TASK GOAL
Look through the records below and give the number of lines holding the string "JSON", nothing more.

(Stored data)

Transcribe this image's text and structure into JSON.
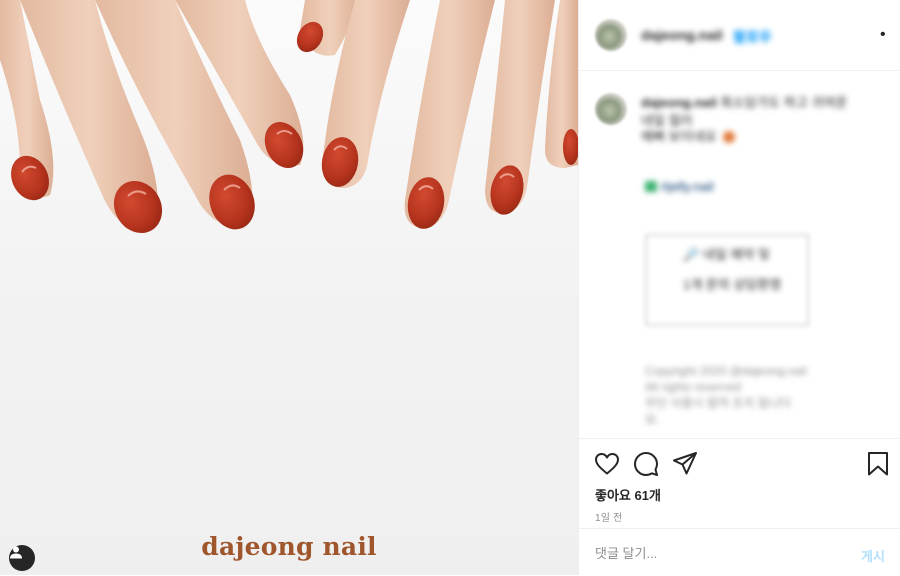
{
  "post": {
    "image_alt": "red glossy nails on white background",
    "brand_watermark": "dajeong nail"
  },
  "header": {
    "username": "dajeong.nail",
    "follow_label": "팔로우",
    "more_label": "•"
  },
  "caption": {
    "username": "dajeong.nail",
    "line1": "회소담가도 하고 귀여운",
    "line2": "네일 컬러",
    "line3": "예뻐 보이네요",
    "event_line": "#jelly.nail",
    "notice_line1": "🔎 네일 예약 및",
    "notice_line2": "1개 문의 상담환영",
    "copyright_line1": "Copyright 2020 @dajeong.nail",
    "copyright_line2": "All rights reserved",
    "copyright_line3": "무단 사용시 법적 조치 됩니다",
    "copyright_line4": "요."
  },
  "actions": {
    "likes": "좋아요 61개",
    "time": "1일 전"
  },
  "comment": {
    "placeholder": "댓글 달기...",
    "post_label": "게시"
  },
  "colors": {
    "nail_polish": "#b5331d",
    "brand_text": "#a0562c",
    "follow_blue": "#0095f6",
    "post_disabled": "#b2dffc"
  },
  "icons": [
    "user-tag-icon",
    "heart-icon",
    "comment-icon",
    "share-icon",
    "bookmark-icon",
    "more-icon"
  ]
}
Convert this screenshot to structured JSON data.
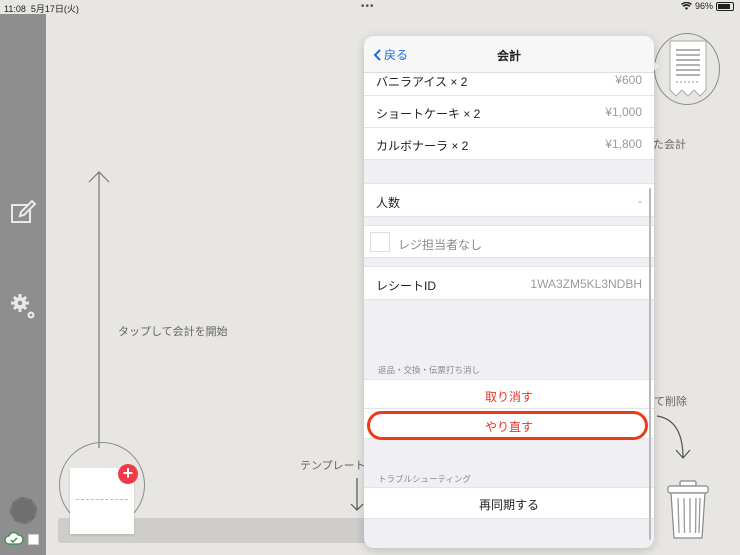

TASK ANSWER
2